==== Data shown
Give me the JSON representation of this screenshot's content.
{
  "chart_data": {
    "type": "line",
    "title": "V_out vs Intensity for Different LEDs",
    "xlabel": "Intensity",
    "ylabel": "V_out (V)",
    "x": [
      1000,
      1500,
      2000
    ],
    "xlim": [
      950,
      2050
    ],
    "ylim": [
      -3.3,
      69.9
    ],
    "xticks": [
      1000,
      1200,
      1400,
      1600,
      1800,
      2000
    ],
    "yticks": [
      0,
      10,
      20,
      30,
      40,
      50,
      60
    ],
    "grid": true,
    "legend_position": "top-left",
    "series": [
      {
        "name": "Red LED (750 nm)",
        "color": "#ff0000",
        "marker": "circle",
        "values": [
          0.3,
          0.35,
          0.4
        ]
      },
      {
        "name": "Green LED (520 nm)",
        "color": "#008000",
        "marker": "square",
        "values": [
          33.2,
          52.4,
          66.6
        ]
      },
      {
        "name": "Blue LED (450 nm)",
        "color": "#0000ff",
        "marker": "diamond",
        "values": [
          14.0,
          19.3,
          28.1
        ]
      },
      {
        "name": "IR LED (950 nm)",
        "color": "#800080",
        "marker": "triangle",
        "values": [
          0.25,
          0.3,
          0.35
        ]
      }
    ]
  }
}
========
**Written task:** Each line above that holds the string "Intensity" should be copied and shown.

**Finished task:**
    "title": "V_out vs Intensity for Different LEDs",
    "xlabel": "Intensity",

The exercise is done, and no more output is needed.